# [What you should do]
From the records below, copy every line that contains the word "pressure".

# [Data to examine]
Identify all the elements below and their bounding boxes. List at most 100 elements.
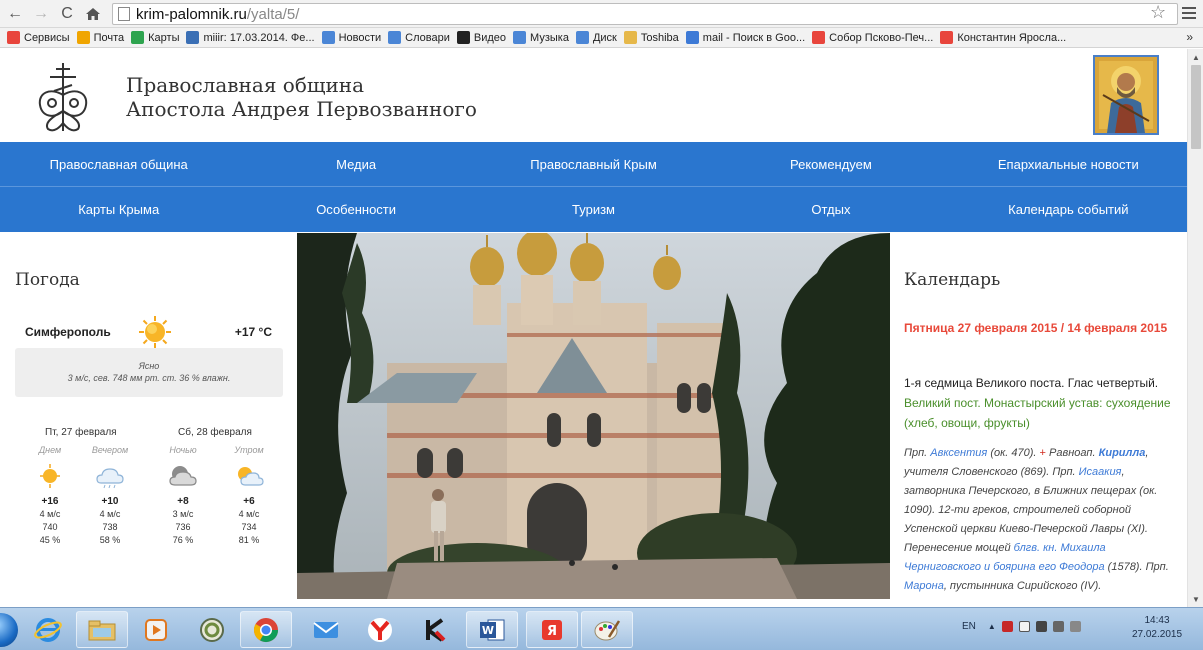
chrome-menu-icon[interactable] xyxy=(1181,4,1197,22)
yandex-browser-icon[interactable] xyxy=(354,611,406,648)
saint-link-isaakiy[interactable]: Исаакия xyxy=(1079,466,1122,478)
nav-events-calendar[interactable]: Календарь событий xyxy=(950,187,1187,232)
bookmark-label: Диск xyxy=(592,31,617,44)
forecast-day-2: Сб, 28 февраля xyxy=(178,427,252,438)
forecast-humidity: 45 % xyxy=(39,535,61,545)
bookmark-item[interactable]: Toshiba xyxy=(623,31,679,44)
nav-orthodox-community[interactable]: Православная община xyxy=(0,142,237,186)
site-title[interactable]: Православная община Апостола Андрея Перв… xyxy=(126,73,477,121)
weather-title: Погода xyxy=(15,270,80,290)
bookmark-favicon-icon xyxy=(388,31,402,44)
bookmark-star-icon[interactable]: ☆ xyxy=(1150,2,1166,23)
saints-text: Равноап. xyxy=(1049,447,1096,459)
forecast-wind: 4 м/с xyxy=(39,509,61,519)
volume-icon[interactable] xyxy=(1018,621,1030,632)
back-button[interactable]: ← xyxy=(4,3,26,25)
bookmark-item[interactable]: mail - Поиск в Goo... xyxy=(685,31,806,44)
forecast-temp: +8 xyxy=(177,496,189,507)
calendar-fast-info: Великий пост. Монастырский устав: сухояд… xyxy=(904,396,1171,430)
scroll-thumb[interactable] xyxy=(1191,65,1201,149)
bookmark-item[interactable]: Карты xyxy=(131,31,179,44)
nav-recreation[interactable]: Отдых xyxy=(712,187,949,232)
apostle-andrew-icon-image xyxy=(1093,55,1159,135)
saint-link-maron[interactable]: Марона xyxy=(904,580,944,592)
bookmark-item[interactable]: Музыка xyxy=(513,31,569,44)
mail-icon[interactable] xyxy=(300,611,352,648)
orthodox-cross-logo[interactable] xyxy=(32,61,94,133)
page-scrollbar[interactable]: ▲ ▼ xyxy=(1187,49,1203,607)
nav-diocese-news[interactable]: Епархиальные новости xyxy=(950,142,1187,186)
bookmark-favicon-icon xyxy=(575,31,589,44)
forecast-column: Утром +6 4 м/с 734 81 % xyxy=(219,445,279,547)
forward-button[interactable]: → xyxy=(30,3,52,25)
tray-expand-icon[interactable]: ▲ xyxy=(988,622,996,631)
bookmarks-more-button[interactable]: » xyxy=(1186,30,1193,44)
bookmark-item[interactable]: Новости xyxy=(321,31,381,44)
word-icon[interactable]: W xyxy=(466,611,518,648)
forecast-pressure: 740 xyxy=(42,522,58,532)
bookmark-item[interactable]: Сервисы xyxy=(7,31,70,44)
bookmark-favicon-icon xyxy=(131,31,145,44)
scroll-down-arrow-icon[interactable]: ▼ xyxy=(1192,595,1200,604)
nav-tourism[interactable]: Туризм xyxy=(475,187,712,232)
saints-text: (ок. 470). xyxy=(990,447,1037,459)
nav-recommended[interactable]: Рекомендуем xyxy=(712,142,949,186)
bookmark-item[interactable]: Константин Яросла... xyxy=(940,31,1066,44)
saints-text: , пустынника Сирийского (IV). xyxy=(943,580,1102,592)
paint-icon[interactable] xyxy=(581,611,633,648)
bookmark-item[interactable]: miiir: 17.03.2014. Фе... xyxy=(186,31,315,44)
url-path: /yalta/5/ xyxy=(246,5,300,23)
home-button[interactable] xyxy=(82,3,104,25)
forecast-column: Днем +16 4 м/с 740 45 % xyxy=(20,445,80,547)
bookmark-item[interactable]: Диск xyxy=(575,31,617,44)
antivirus-tray-icon[interactable] xyxy=(1001,621,1013,632)
site-title-line2: Апостола Андрея Первозванного xyxy=(126,97,477,121)
saint-link-avksentiy[interactable]: Авксентия xyxy=(930,447,987,459)
feast-cross-icon: + xyxy=(1039,447,1046,459)
bookmark-label: Константин Яросла... xyxy=(957,31,1067,44)
bookmark-item[interactable]: Собор Псково-Печ... xyxy=(812,31,933,44)
file-explorer-icon[interactable] xyxy=(76,611,128,648)
weather-details: 3 м/с, сев. 748 мм рт. ст. 36 % влажн. xyxy=(67,373,231,383)
nav-features[interactable]: Особенности xyxy=(237,187,474,232)
kaspersky-icon[interactable] xyxy=(410,611,462,648)
nav-media[interactable]: Медиа xyxy=(237,142,474,186)
internet-explorer-icon[interactable] xyxy=(22,611,74,648)
system-clock[interactable]: 14:43 27.02.2015 xyxy=(1127,614,1187,642)
saint-link-kirill[interactable]: Кирилла xyxy=(1099,447,1146,459)
partly-cloudy-icon xyxy=(238,467,264,486)
power-icon[interactable] xyxy=(1052,621,1064,632)
nav-crimea-maps[interactable]: Карты Крыма xyxy=(0,187,237,232)
forecast-pressure: 738 xyxy=(102,522,118,532)
scroll-up-arrow-icon[interactable]: ▲ xyxy=(1192,53,1200,62)
forecast-temp: +10 xyxy=(101,496,119,507)
bookmark-label: Почта xyxy=(93,31,125,44)
device-icon[interactable] xyxy=(1069,621,1081,632)
bookmark-label: mail - Поиск в Goo... xyxy=(702,31,806,44)
address-bar[interactable]: krim-palomnik.ru/yalta/5/ xyxy=(112,3,1178,25)
nav-orthodox-crimea[interactable]: Православный Крым xyxy=(475,142,712,186)
saints-text: (1578). Прп. xyxy=(1107,561,1169,573)
network-icon[interactable] xyxy=(1035,621,1047,632)
chrome-icon[interactable] xyxy=(240,611,292,648)
bookmark-item[interactable]: Видео xyxy=(456,31,506,44)
reload-button[interactable]: C xyxy=(56,3,78,25)
weather-conditions-box: Ясно 3 м/с, сев. 748 мм рт. ст. 36 % вла… xyxy=(15,348,283,397)
forecast-period: Днем xyxy=(38,445,62,455)
bookmark-item[interactable]: Почта xyxy=(76,31,125,44)
bookmark-favicon-icon xyxy=(812,31,826,44)
start-button[interactable] xyxy=(0,613,18,647)
language-indicator[interactable]: EN xyxy=(962,621,976,632)
forecast-humidity: 58 % xyxy=(99,535,121,545)
bookmark-item[interactable]: Словари xyxy=(388,31,450,44)
web-page: Православная община Апостола Андрея Перв… xyxy=(0,49,1203,607)
bookmark-favicon-icon xyxy=(513,31,527,44)
yandex-icon[interactable]: Я xyxy=(526,611,578,648)
forecast-period: Вечером xyxy=(91,445,129,455)
sun-icon xyxy=(139,316,171,348)
forecast-humidity: 76 % xyxy=(172,535,194,545)
forecast-day-1: Пт, 27 февраля xyxy=(45,427,117,438)
media-player-icon[interactable] xyxy=(130,611,182,648)
url-host: krim-palomnik.ru xyxy=(136,5,247,23)
app-circle-icon[interactable] xyxy=(186,611,238,648)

# [Solution]
forecast-pressure: 740 xyxy=(42,522,58,532)
forecast-pressure: 738 xyxy=(102,522,118,532)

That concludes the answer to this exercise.